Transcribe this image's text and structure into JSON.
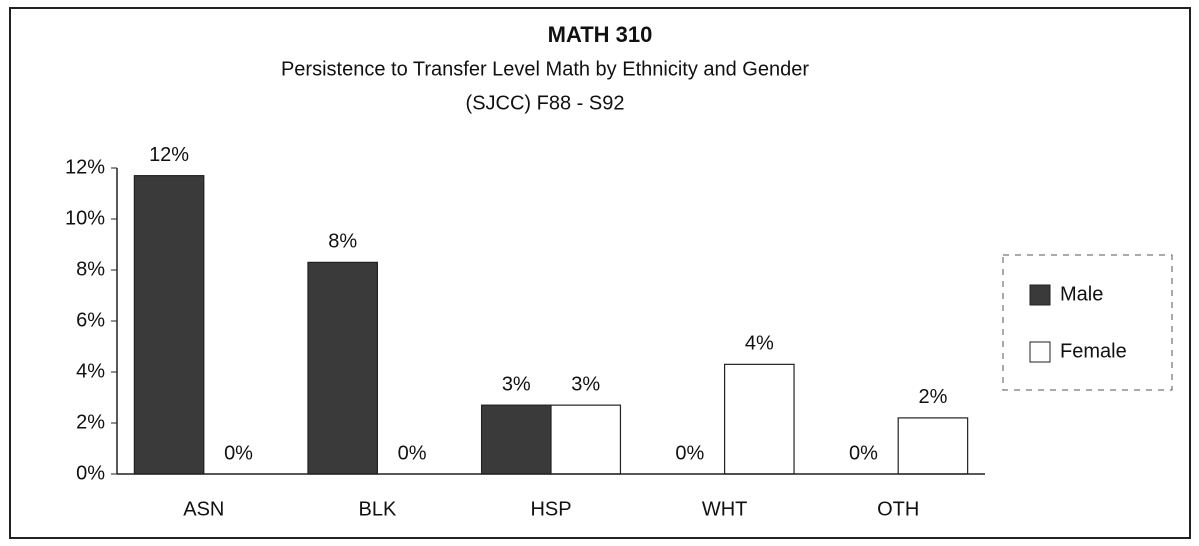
{
  "chart_data": {
    "type": "bar",
    "title": "MATH 310",
    "subtitle": "Persistence to Transfer Level Math by Ethnicity and Gender",
    "subtitle2": "(SJCC) F88 - S92",
    "categories": [
      "ASN",
      "BLK",
      "HSP",
      "WHT",
      "OTH"
    ],
    "series": [
      {
        "name": "Male",
        "color": "#3a3a3a",
        "values": [
          11.7,
          8.3,
          2.7,
          0,
          0
        ],
        "value_labels": [
          "12%",
          "8%",
          "3%",
          "0%",
          "0%"
        ]
      },
      {
        "name": "Female",
        "color": "#ffffff",
        "values": [
          0,
          0,
          2.7,
          4.3,
          2.2
        ],
        "value_labels": [
          "0%",
          "0%",
          "3%",
          "4%",
          "2%"
        ]
      }
    ],
    "ylim": [
      0,
      12
    ],
    "yticks": [
      {
        "value": 0,
        "label": "0%"
      },
      {
        "value": 2,
        "label": "2%"
      },
      {
        "value": 4,
        "label": "4%"
      },
      {
        "value": 6,
        "label": "6%"
      },
      {
        "value": 8,
        "label": "8%"
      },
      {
        "value": 10,
        "label": "10%"
      },
      {
        "value": 12,
        "label": "12%"
      }
    ],
    "legend": "right"
  }
}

Directions for this task:
Pictures are excluded; output everything else in the data verbatim.

Output for this exercise:
Transcribe this image's text and structure into JSON.
{
  "chart_data": {
    "type": "bar",
    "title": "MATH 310",
    "subtitle": "Persistence to Transfer Level Math by Ethnicity and Gender",
    "subtitle2": "(SJCC) F88 - S92",
    "categories": [
      "ASN",
      "BLK",
      "HSP",
      "WHT",
      "OTH"
    ],
    "series": [
      {
        "name": "Male",
        "color": "#3a3a3a",
        "values": [
          11.7,
          8.3,
          2.7,
          0,
          0
        ],
        "value_labels": [
          "12%",
          "8%",
          "3%",
          "0%",
          "0%"
        ]
      },
      {
        "name": "Female",
        "color": "#ffffff",
        "values": [
          0,
          0,
          2.7,
          4.3,
          2.2
        ],
        "value_labels": [
          "0%",
          "0%",
          "3%",
          "4%",
          "2%"
        ]
      }
    ],
    "ylim": [
      0,
      12
    ],
    "yticks": [
      {
        "value": 0,
        "label": "0%"
      },
      {
        "value": 2,
        "label": "2%"
      },
      {
        "value": 4,
        "label": "4%"
      },
      {
        "value": 6,
        "label": "6%"
      },
      {
        "value": 8,
        "label": "8%"
      },
      {
        "value": 10,
        "label": "10%"
      },
      {
        "value": 12,
        "label": "12%"
      }
    ],
    "legend": "right"
  }
}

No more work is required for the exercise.